▶ _Entries with figure data_:
++++++
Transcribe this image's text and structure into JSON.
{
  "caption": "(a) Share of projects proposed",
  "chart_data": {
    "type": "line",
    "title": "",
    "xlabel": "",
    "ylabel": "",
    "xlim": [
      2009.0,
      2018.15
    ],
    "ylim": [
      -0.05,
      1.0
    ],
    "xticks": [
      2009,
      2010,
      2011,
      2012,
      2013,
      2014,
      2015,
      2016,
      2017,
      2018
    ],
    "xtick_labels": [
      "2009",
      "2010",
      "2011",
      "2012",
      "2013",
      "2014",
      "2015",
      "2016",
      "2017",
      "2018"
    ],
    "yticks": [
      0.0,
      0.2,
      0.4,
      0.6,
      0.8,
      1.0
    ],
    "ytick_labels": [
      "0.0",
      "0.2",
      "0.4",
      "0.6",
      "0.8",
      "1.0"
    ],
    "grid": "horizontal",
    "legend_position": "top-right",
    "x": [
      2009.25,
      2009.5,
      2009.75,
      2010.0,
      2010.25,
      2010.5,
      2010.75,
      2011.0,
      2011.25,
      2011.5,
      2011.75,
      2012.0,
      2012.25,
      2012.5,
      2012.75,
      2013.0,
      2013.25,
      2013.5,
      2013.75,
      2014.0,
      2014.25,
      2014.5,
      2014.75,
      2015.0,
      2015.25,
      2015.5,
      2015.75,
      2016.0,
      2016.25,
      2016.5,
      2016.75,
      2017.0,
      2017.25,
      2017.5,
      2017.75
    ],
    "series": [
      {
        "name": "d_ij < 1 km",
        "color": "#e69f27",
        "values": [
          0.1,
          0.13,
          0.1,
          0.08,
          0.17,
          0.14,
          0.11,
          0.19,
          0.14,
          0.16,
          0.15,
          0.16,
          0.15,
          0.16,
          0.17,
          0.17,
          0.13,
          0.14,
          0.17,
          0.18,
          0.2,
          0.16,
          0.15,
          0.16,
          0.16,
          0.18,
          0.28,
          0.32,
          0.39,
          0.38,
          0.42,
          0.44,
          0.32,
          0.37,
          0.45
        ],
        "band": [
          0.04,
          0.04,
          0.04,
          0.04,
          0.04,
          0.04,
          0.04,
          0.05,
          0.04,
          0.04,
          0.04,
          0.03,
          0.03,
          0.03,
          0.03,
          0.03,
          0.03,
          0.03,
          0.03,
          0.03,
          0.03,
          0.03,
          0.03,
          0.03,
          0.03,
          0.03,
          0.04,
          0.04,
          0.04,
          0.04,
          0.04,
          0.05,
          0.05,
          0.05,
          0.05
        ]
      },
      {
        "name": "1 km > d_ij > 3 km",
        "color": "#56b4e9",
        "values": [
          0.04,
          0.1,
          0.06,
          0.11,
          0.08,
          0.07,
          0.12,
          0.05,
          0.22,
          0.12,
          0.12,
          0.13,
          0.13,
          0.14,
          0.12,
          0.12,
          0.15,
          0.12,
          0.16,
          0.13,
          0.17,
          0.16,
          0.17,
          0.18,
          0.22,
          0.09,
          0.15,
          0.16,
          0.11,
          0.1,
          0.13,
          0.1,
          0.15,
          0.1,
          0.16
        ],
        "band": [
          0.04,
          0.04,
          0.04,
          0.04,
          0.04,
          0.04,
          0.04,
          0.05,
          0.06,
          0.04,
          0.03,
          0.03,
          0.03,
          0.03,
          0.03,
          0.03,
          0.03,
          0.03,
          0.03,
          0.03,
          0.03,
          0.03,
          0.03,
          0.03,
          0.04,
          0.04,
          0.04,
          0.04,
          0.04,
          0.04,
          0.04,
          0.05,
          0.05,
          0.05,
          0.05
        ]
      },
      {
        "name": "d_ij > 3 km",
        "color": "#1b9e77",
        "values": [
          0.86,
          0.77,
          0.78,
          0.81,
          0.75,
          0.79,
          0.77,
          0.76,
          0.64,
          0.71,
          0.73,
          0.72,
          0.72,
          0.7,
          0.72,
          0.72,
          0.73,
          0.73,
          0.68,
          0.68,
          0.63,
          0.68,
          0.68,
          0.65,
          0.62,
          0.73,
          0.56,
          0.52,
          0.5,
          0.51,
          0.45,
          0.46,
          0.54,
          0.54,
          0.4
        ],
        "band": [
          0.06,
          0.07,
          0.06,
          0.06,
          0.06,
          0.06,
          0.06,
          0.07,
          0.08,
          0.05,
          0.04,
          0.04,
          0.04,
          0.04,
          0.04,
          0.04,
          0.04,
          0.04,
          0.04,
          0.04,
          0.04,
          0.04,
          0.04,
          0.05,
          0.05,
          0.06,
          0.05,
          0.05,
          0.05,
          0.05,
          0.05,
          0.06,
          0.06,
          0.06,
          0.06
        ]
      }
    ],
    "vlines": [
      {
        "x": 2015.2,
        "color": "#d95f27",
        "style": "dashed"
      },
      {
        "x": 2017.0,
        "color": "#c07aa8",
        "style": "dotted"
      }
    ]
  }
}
++++++
▶ _DIRECTIVE_: Search the preceding listing for "color" and extract every line where it is found.

▶ _RESPONSE TO THIS TASK_:
        "color": "#e69f27",
        "color": "#56b4e9",
        "color": "#1b9e77",
        "color": "#d95f27",
        "color": "#c07aa8",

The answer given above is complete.